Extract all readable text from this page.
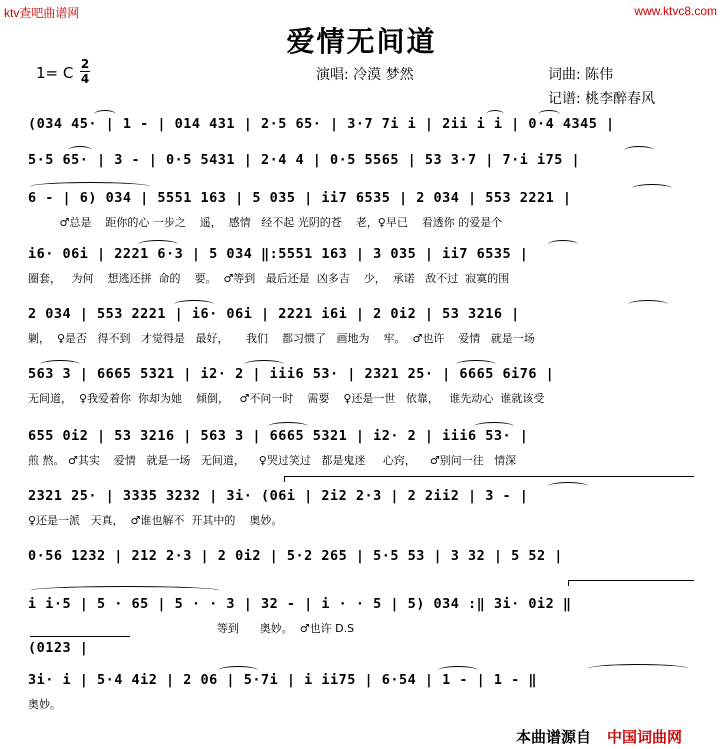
ktv查吧曲谱网	www.ktvc8.com
爱情无间道
1= C 2
4	演唱: 冷漠 梦然	词曲: 陈伟
记谱: 桃李醉春风
(034 45· | 1 - | 014 431 | 2·5 65· | 3·7 7i i | 2ii i i | 0·4 4345 |
5·5 65· | 3 - | 0·5 5431 | 2·4 4 | 0·5 5565 | 53 3·7 | 7·i i75 |
6 - | 6) 034 | 5551 163 | 5 035 | ii7 6535 | 2 034 | 553 2221 |
♂总是    距你的心 一步之    遥，  感情   经不起 光阴的苍    老，♀早已    看透你 的爱是个
i6· 06i | 2221 6·3 | 5 034 ‖:5551 163 | 3 035 | ii7 6535 |
圈套，   为何    想逃还拼  命的    要。  ♂等到   最后还是  凶多吉    少，  承诺   敌不过  寂寞的围
2 034 | 553 2221 | i6· 06i | 2221 i6i | 2 0i2 | 53 3216 |
剿，  ♀是否   得不到   才觉得是   最好，     我们    都习惯了   画地为    牢。  ♂也许    爱情   就是一场
563 3 | 6665 5321 | i2· 2 | iii6 53· | 2321 25· | 6665 6i76 |
无间道，  ♀我爱着你  你却为她    倾倒，   ♂不问一时    需要    ♀还是一世   依靠，   谁先动心  谁就该受
655 0i2 | 53 3216 | 563 3 | 6665 5321 | i2· 2 | iii6 53· |
煎 熬。 ♂其实    爱情   就是一场   无间道，    ♀哭过笑过   都是鬼迷     心窍，    ♂别问一往   情深
2321 25· | 3335 3232 | 3i· (06i | 2i2 2·3 | 2 2ii2 | 3 - |
♀还是一派   天真，  ♂谁也解不  开其中的    奥妙。
0·56 1232 | 212 2·3 | 2 0i2 | 5·2 265 | 5·5 53 | 3 32 | 5 52 |
i i·5 | 5 · 65 | 5 · · 3 | 32 - | i · · 5 | 5) 034 :‖ 3i· 0i2 ‖
等到      奥妙。  ♂也许 D.S
(0123 |
3i· i | 5·4 4i2 | 2 06 | 5·7i | i ii75 | 6·54 | 1 - | 1 - ‖
奥妙。
本曲谱源自 中国词曲网
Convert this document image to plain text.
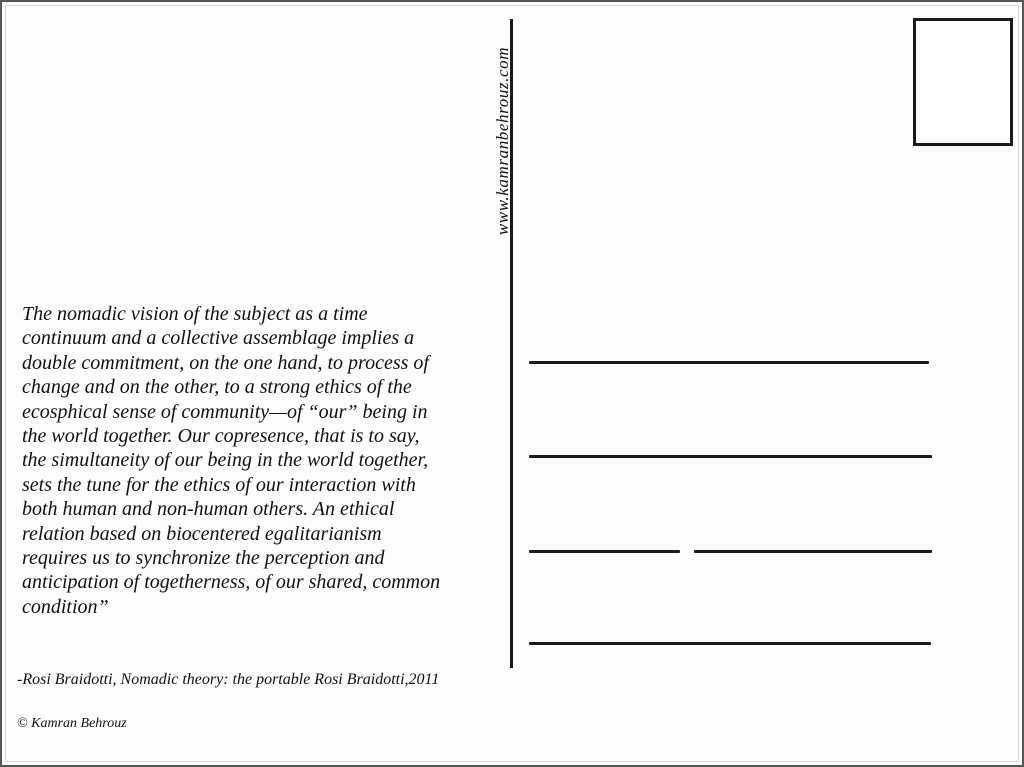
The nomadic vision of the subject as a time
continuum and a collective assemblage implies a
double commitment, on the one hand, to process of
change and on the other, to a strong ethics of the
ecosphical sense of community—of “our” being in
the world together. Our copresence, that is to say,
the simultaneity of our being in the world together,
sets the tune for the ethics of our interaction with
both human and non-human others. An ethical
relation based on biocentered egalitarianism
requires us to synchronize the perception and
anticipation of togetherness, of our shared, common
condition”

-Rosi Braidotti, Nomadic theory: the portable Rosi Braidotti,2011

© Kamran Behrouz

www.kamranbehrouz.com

WHAT THIS TASK INVOLVES: Transcribe every line in the entries above, taking out only the images.

COMPLETE OUTPUT:
Extract all readable text from this page.
ktv查吧曲谱网	www.ktvc8.com
爱情无间道
1= C 2
4	演唱: 冷漠 梦然	词曲: 陈伟
记谱: 桃李醉春风
(034 45· | 1 - | 014 431 | 2·5 65· | 3·7 7i i | 2ii i i | 0·4 4345 |
5·5 65· | 3 - | 0·5 5431 | 2·4 4 | 0·5 5565 | 53 3·7 | 7·i i75 |
6 - | 6) 034 | 5551 163 | 5 035 | ii7 6535 | 2 034 | 553 2221 |
♂总是    距你的心 一步之    遥，  感情   经不起 光阴的苍    老，♀早已    看透你 的爱是个
i6· 06i | 2221 6·3 | 5 034 ‖:5551 163 | 3 035 | ii7 6535 |
圈套，   为何    想逃还拼  命的    要。  ♂等到   最后还是  凶多吉    少，  承诺   敌不过  寂寞的围
2 034 | 553 2221 | i6· 06i | 2221 i6i | 2 0i2 | 53 3216 |
剿，  ♀是否   得不到   才觉得是   最好，     我们    都习惯了   画地为    牢。  ♂也许    爱情   就是一场
563 3 | 6665 5321 | i2· 2 | iii6 53· | 2321 25· | 6665 6i76 |
无间道，  ♀我爱着你  你却为她    倾倒，   ♂不问一时    需要    ♀还是一世   依靠，   谁先动心  谁就该受
655 0i2 | 53 3216 | 563 3 | 6665 5321 | i2· 2 | iii6 53· |
煎 熬。 ♂其实    爱情   就是一场   无间道，    ♀哭过笑过   都是鬼迷     心窍，    ♂别问一往   情深
2321 25· | 3335 3232 | 3i· (06i | 2i2 2·3 | 2 2ii2 | 3 - |
♀还是一派   天真，  ♂谁也解不  开其中的    奥妙。
0·56 1232 | 212 2·3 | 2 0i2 | 5·2 265 | 5·5 53 | 3 32 | 5 52 |
i i·5 | 5 · 65 | 5 · · 3 | 32 - | i · · 5 | 5) 034 :‖ 3i· 0i2 ‖
等到      奥妙。  ♂也许 D.S
(0123 |
3i· i | 5·4 4i2 | 2 06 | 5·7i | i ii75 | 6·54 | 1 - | 1 - ‖
奥妙。
本曲谱源自 中国词曲网
Convert this document image to plain text.
The nomadic vision of the subject as a time
continuum and a collective assemblage implies a
double commitment, on the one hand, to process of
change and on the other, to a strong ethics of the
ecosphical sense of community—of “our” being in
the world together. Our copresence, that is to say,
the simultaneity of our being in the world together,
sets the tune for the ethics of our interaction with
both human and non-human others. An ethical
relation based on biocentered egalitarianism
requires us to synchronize the perception and
anticipation of togetherness, of our shared, common
condition”

-Rosi Braidotti, Nomadic theory: the portable Rosi Braidotti,2011

© Kamran Behrouz

www.kamranbehrouz.com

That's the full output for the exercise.